■ Objective
Copy the listing below verbatim, from its first line through the line containing "error-bar-simiat (378, 559, 397, 576)", including both of those lines.

Stored dataset items
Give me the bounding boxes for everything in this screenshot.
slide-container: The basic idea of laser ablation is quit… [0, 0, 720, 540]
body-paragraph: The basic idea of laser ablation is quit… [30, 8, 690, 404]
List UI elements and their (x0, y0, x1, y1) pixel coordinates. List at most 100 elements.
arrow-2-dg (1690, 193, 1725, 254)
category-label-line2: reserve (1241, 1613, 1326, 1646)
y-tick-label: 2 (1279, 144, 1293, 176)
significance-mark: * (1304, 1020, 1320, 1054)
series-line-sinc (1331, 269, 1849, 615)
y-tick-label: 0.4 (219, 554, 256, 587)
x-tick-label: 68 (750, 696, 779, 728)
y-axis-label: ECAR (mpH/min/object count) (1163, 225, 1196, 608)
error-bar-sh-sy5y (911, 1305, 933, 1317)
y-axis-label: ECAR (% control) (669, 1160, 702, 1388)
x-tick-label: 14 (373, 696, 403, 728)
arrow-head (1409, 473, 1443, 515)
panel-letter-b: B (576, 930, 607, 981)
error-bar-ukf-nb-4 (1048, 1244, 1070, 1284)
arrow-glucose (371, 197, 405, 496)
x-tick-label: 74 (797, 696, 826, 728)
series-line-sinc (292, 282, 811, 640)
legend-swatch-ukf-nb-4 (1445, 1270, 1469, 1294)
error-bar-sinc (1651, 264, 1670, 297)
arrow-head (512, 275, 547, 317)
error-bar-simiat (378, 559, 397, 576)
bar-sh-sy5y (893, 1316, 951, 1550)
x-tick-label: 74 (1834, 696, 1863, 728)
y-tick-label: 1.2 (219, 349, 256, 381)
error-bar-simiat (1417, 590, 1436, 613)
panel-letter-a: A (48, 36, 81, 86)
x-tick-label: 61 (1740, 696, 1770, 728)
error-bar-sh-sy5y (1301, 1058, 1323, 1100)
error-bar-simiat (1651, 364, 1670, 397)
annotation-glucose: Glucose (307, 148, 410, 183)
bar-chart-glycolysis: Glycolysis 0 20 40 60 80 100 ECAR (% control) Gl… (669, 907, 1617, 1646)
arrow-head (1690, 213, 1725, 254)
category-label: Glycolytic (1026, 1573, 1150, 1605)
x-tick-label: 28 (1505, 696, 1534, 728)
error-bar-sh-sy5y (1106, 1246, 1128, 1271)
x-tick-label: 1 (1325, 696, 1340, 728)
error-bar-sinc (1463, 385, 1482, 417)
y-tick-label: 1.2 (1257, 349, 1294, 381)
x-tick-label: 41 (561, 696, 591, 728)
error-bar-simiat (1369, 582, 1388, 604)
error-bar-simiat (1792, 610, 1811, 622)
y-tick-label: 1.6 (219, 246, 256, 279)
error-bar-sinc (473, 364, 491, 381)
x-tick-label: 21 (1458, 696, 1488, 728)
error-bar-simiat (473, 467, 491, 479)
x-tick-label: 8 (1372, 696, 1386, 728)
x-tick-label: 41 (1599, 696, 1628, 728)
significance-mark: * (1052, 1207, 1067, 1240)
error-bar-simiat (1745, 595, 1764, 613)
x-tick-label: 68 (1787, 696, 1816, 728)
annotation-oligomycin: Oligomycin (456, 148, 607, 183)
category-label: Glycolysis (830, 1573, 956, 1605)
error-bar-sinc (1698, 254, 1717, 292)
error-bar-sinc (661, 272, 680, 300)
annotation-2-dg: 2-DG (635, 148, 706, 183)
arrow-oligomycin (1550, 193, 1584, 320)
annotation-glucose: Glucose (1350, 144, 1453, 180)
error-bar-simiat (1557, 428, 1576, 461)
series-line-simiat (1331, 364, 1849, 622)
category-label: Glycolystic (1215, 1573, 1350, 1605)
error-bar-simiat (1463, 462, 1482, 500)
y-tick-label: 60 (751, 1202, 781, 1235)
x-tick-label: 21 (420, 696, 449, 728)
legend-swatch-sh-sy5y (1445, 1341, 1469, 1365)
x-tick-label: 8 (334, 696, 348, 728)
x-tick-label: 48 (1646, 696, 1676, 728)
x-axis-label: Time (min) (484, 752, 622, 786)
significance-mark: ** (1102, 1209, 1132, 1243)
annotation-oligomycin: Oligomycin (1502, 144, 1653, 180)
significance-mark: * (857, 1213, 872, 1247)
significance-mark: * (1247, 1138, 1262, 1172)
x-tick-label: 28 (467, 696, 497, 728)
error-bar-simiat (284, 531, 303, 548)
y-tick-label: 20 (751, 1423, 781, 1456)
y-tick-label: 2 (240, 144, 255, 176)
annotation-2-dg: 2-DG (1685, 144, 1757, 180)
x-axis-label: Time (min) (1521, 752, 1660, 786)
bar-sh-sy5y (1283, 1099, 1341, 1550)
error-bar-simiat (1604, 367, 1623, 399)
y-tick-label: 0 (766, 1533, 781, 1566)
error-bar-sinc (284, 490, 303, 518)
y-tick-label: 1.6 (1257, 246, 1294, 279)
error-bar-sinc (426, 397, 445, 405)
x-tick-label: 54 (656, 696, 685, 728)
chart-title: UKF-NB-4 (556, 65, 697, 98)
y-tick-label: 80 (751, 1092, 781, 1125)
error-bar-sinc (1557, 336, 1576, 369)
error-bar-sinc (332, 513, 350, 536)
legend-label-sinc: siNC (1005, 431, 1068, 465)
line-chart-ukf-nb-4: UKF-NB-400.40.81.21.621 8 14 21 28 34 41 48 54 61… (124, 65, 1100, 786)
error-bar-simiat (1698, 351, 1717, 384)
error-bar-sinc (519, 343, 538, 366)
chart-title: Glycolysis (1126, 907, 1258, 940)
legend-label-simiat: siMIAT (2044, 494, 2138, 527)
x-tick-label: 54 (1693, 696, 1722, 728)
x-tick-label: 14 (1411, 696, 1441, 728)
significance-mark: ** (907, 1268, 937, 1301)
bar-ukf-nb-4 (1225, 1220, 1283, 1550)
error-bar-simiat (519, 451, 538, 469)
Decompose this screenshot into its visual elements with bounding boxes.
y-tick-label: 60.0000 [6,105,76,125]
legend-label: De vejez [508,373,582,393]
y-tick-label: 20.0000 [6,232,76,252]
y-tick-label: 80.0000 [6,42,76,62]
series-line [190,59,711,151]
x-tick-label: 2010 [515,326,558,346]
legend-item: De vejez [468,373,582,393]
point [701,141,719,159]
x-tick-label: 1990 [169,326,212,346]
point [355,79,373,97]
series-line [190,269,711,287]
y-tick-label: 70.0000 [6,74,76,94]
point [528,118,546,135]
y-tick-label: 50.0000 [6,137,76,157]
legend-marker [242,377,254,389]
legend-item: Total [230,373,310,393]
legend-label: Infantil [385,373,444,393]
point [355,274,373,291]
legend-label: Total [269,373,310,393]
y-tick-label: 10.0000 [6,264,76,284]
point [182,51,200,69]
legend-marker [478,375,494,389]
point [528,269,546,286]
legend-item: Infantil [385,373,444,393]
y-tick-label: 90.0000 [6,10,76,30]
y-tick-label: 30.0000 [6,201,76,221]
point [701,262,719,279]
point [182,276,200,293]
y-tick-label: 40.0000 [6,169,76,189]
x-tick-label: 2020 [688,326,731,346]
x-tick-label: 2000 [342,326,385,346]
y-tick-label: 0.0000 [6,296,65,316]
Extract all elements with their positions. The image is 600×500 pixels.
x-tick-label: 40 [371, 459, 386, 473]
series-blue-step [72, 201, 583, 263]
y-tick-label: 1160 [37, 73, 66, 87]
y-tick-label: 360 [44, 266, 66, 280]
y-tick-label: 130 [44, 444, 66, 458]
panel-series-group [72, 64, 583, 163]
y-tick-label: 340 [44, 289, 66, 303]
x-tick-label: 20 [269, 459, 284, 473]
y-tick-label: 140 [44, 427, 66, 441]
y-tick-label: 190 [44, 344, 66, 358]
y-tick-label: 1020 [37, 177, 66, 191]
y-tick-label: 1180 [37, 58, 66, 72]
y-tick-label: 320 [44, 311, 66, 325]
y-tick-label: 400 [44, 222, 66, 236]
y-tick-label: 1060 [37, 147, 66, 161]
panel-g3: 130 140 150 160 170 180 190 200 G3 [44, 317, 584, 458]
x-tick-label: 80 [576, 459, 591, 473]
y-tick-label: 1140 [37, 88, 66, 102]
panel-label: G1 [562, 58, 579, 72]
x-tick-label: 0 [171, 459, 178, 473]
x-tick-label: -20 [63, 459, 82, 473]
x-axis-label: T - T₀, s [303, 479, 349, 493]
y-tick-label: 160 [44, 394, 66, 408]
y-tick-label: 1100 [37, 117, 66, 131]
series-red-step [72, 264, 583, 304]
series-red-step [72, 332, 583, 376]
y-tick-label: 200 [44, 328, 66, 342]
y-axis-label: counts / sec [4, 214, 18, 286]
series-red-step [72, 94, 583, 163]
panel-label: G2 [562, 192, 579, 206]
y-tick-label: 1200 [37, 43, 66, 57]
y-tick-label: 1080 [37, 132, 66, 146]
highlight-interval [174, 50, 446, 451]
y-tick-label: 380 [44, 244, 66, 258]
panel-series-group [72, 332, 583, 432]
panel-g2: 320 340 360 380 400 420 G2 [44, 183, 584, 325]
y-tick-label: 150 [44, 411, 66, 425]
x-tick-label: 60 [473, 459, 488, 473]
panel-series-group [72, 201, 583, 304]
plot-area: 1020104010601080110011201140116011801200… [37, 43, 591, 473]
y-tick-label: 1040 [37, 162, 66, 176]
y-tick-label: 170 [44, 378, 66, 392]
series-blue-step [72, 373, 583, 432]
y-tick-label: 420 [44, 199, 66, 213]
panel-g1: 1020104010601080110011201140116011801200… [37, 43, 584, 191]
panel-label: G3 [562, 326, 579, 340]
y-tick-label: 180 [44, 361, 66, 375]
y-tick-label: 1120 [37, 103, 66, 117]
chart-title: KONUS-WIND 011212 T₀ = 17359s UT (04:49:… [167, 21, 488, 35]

■ Result
Give me the bounding boxes for everything in this screenshot.
slide-container: The basic idea of laser ablation is quit… [0, 0, 720, 540]
body-paragraph: The basic idea of laser ablation is quit… [30, 8, 690, 404]
List UI elements and their (x0, y0, x1, y1) pixel coordinates. List at most 100 elements.
arrow-2-dg (1690, 193, 1725, 254)
category-label-line2: reserve (1241, 1613, 1326, 1646)
y-tick-label: 2 (1279, 144, 1293, 176)
significance-mark: * (1304, 1020, 1320, 1054)
series-line-sinc (1331, 269, 1849, 615)
y-tick-label: 0.4 (219, 554, 256, 587)
x-tick-label: 68 (750, 696, 779, 728)
y-axis-label: ECAR (mpH/min/object count) (1163, 225, 1196, 608)
error-bar-sh-sy5y (911, 1305, 933, 1317)
y-axis-label: ECAR (% control) (669, 1160, 702, 1388)
x-tick-label: 14 (373, 696, 403, 728)
arrow-head (1409, 473, 1443, 515)
panel-letter-b: B (576, 930, 607, 981)
error-bar-ukf-nb-4 (1048, 1244, 1070, 1284)
arrow-glucose (371, 197, 405, 496)
x-tick-label: 74 (797, 696, 826, 728)
series-line-sinc (292, 282, 811, 640)
legend-swatch-ukf-nb-4 (1445, 1270, 1469, 1294)
error-bar-sinc (1651, 264, 1670, 297)
arrow-head (512, 275, 547, 317)
error-bar-simiat (378, 559, 397, 576)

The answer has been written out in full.